Across the entries below, count the lines in which the word "back" occurs. Reply with the count alone.

# Source records start

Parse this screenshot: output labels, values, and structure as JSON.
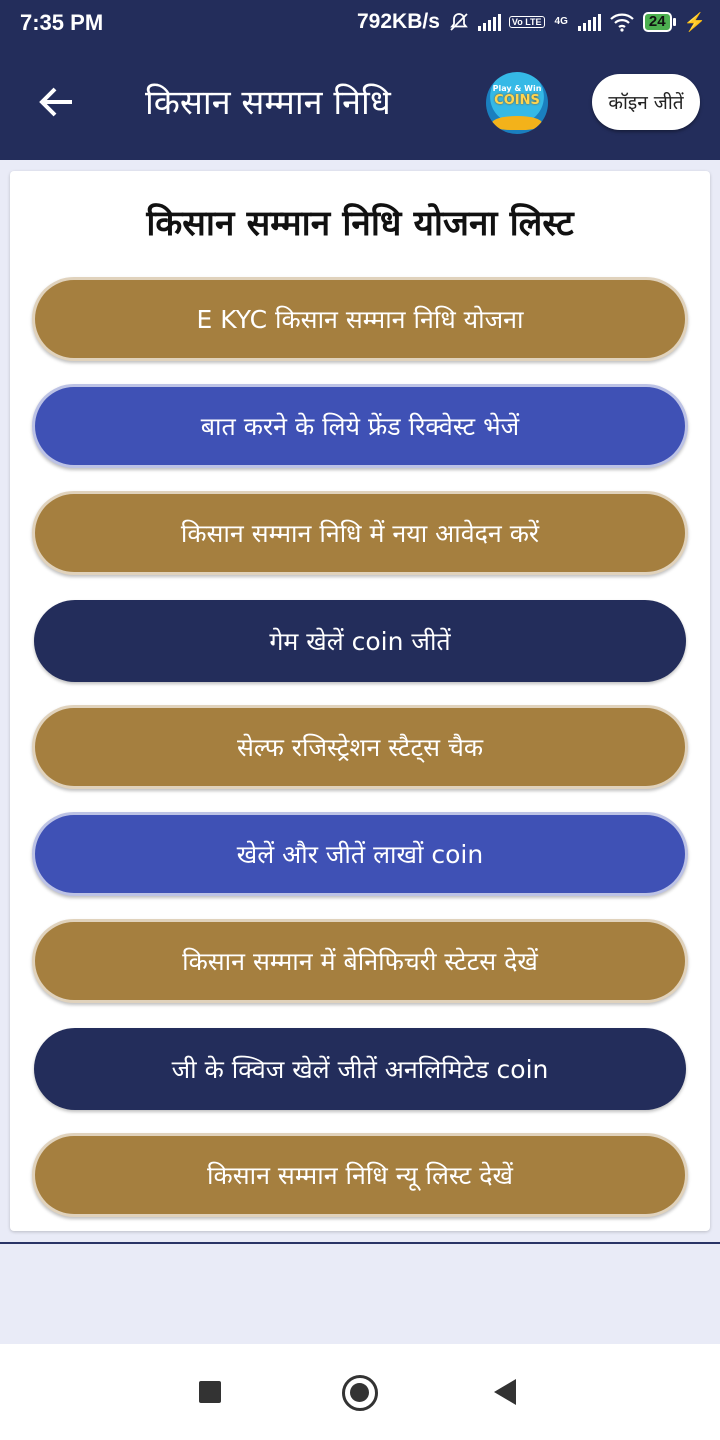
{
  "status_bar": {
    "time": "7:35 PM",
    "speed": "792KB/s",
    "volte": "Vo LTE",
    "net": "4G",
    "battery": "24"
  },
  "app_bar": {
    "title": "किसान सम्मान निधि",
    "logo": {
      "top_text": "Play & Win",
      "main_text": "COINS"
    },
    "coin_button": "कॉइन जीतें"
  },
  "card": {
    "title": "किसान सम्मान निधि योजना लिस्ट",
    "buttons": [
      {
        "label": "E KYC किसान सम्मान निधि योजना",
        "color": "#a57f3f"
      },
      {
        "label": "बात करने के लिये फ्रेंड रिक्वेस्ट भेजें",
        "color": "#3f51b5"
      },
      {
        "label": "किसान सम्मान निधि में नया आवेदन करें",
        "color": "#a57f3f"
      },
      {
        "label": "गेम खेलें coin जीतें",
        "color": "#232d5b"
      },
      {
        "label": "सेल्फ रजिस्ट्रेशन स्टैट्स चैक",
        "color": "#a57f3f"
      },
      {
        "label": "खेलें और जीतें लाखों coin",
        "color": "#3f51b5"
      },
      {
        "label": "किसान सम्मान में बेनिफिचरी स्टेटस देखें",
        "color": "#a57f3f"
      },
      {
        "label": "जी के क्विज खेलें जीतें अनलिमिटेड coin",
        "color": "#232d5b"
      },
      {
        "label": "किसान सम्मान निधि न्यू लिस्ट देखें",
        "color": "#a57f3f"
      }
    ]
  },
  "icons": {
    "back": "arrow-left-icon",
    "nav_recent": "square-icon",
    "nav_home": "circle-icon",
    "nav_back": "triangle-back-icon"
  }
}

# Source records end

[Output of the exercise]: 2